-- Problem description --
How many lines of these records hold the string "JSON"? Reply with the number alone.

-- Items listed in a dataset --
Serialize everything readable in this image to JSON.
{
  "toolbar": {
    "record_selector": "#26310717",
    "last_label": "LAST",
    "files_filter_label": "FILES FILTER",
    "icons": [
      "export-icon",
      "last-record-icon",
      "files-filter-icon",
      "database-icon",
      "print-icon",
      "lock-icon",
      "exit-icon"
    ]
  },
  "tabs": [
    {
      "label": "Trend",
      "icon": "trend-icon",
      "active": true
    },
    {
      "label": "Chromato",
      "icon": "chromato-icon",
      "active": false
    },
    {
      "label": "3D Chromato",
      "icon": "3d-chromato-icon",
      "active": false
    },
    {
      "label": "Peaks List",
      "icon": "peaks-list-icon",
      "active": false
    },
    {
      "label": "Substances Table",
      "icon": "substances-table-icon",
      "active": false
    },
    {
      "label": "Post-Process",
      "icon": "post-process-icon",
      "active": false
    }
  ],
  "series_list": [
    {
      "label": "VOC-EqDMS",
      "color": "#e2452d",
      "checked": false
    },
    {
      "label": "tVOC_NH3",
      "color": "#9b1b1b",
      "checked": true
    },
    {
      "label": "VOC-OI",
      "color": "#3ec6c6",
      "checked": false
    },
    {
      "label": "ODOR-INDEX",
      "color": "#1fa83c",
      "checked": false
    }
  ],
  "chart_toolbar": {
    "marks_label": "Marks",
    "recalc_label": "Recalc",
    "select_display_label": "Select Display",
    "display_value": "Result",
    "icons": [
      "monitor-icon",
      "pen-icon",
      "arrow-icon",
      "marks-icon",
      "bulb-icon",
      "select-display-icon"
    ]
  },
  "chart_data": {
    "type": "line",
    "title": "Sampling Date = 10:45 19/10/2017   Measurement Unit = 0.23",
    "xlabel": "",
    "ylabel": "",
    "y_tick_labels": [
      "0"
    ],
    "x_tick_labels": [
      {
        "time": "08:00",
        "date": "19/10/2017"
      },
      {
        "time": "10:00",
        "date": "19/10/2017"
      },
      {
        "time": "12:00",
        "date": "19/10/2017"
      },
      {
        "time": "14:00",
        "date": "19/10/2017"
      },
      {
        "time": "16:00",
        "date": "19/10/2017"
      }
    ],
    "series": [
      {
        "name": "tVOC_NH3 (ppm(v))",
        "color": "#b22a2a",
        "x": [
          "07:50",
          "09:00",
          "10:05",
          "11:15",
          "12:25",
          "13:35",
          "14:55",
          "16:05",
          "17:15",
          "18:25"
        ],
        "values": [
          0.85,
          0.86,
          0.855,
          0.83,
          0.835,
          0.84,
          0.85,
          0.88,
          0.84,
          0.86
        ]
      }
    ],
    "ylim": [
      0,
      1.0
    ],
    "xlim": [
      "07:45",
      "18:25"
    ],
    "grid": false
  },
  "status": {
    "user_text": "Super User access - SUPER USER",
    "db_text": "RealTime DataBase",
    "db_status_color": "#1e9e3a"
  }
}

--

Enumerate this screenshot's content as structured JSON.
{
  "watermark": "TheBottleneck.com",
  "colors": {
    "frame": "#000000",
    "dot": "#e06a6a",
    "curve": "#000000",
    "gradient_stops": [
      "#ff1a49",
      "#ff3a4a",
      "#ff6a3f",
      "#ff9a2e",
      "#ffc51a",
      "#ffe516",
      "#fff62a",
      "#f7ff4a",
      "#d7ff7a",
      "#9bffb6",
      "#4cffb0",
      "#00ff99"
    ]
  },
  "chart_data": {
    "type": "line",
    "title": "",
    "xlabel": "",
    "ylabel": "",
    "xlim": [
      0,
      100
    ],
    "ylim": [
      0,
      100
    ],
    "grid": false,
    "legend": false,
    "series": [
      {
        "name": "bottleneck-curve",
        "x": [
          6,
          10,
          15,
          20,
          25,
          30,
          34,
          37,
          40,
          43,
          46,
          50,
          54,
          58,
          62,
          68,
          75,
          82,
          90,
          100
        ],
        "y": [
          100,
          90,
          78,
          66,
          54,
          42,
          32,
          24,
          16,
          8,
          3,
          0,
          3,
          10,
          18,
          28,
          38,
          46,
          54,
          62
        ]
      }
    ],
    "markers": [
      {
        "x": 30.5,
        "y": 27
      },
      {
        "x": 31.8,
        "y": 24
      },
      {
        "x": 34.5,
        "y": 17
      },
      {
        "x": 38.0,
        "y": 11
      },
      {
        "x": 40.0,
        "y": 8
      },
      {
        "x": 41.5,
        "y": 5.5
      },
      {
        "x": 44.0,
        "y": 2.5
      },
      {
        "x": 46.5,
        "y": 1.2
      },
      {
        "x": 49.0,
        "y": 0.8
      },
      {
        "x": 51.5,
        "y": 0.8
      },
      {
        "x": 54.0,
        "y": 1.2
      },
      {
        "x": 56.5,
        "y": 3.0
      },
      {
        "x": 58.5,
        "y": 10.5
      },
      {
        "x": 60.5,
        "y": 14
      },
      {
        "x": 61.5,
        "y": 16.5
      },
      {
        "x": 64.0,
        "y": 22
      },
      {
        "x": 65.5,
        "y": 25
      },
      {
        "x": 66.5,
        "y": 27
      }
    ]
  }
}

-- Solution for this exercise --
2